#### Task instructions:
Leave no line out; reproduce the listing exactly.

#### Data listing:
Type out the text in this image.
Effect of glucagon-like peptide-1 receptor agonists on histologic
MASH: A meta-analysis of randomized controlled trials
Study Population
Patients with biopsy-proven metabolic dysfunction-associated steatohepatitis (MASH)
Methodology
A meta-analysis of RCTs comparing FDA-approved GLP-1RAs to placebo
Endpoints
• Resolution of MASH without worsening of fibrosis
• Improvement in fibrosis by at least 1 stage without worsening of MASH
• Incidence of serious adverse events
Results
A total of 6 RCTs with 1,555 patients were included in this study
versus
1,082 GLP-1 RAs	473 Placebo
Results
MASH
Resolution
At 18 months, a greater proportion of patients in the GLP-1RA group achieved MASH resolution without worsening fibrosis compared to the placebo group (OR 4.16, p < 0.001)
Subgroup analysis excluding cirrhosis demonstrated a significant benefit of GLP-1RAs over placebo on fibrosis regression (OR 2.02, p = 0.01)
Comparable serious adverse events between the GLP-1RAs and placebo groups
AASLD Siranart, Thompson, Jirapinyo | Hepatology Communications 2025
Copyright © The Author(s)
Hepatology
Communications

#### Result of the exercise:
Type out the text in this image.
Effect of glucagon-like peptide-1 receptor agonists on histologic
MASH: A meta-analysis of randomized controlled trials
Study Population
Patients with biopsy-proven metabolic dysfunction-associated steatohepatitis (MASH)
Methodology
A meta-analysis of RCTs comparing FDA-approved GLP-1RAs to placebo
Endpoints
• Resolution of MASH without worsening of fibrosis
• Improvement in fibrosis by at least 1 stage without worsening of MASH
• Incidence of serious adverse events
Results
A total of 6 RCTs with 1,555 patients were included in this study
versus
1,082 GLP-1 RAs	473 Placebo
Results
MASH
Resolution
At 18 months, a greater proportion of patients in the GLP-1RA group achieved MASH resolution without worsening fibrosis compared to the placebo group (OR 4.16, p < 0.001)
Subgroup analysis excluding cirrhosis demonstrated a significant benefit of GLP-1RAs over placebo on fibrosis regression (OR 2.02, p = 0.01)
Comparable serious adverse events between the GLP-1RAs and placebo groups
AASLD Siranart, Thompson, Jirapinyo | Hepatology Communications 2025
Copyright © The Author(s)
Hepatology
Communications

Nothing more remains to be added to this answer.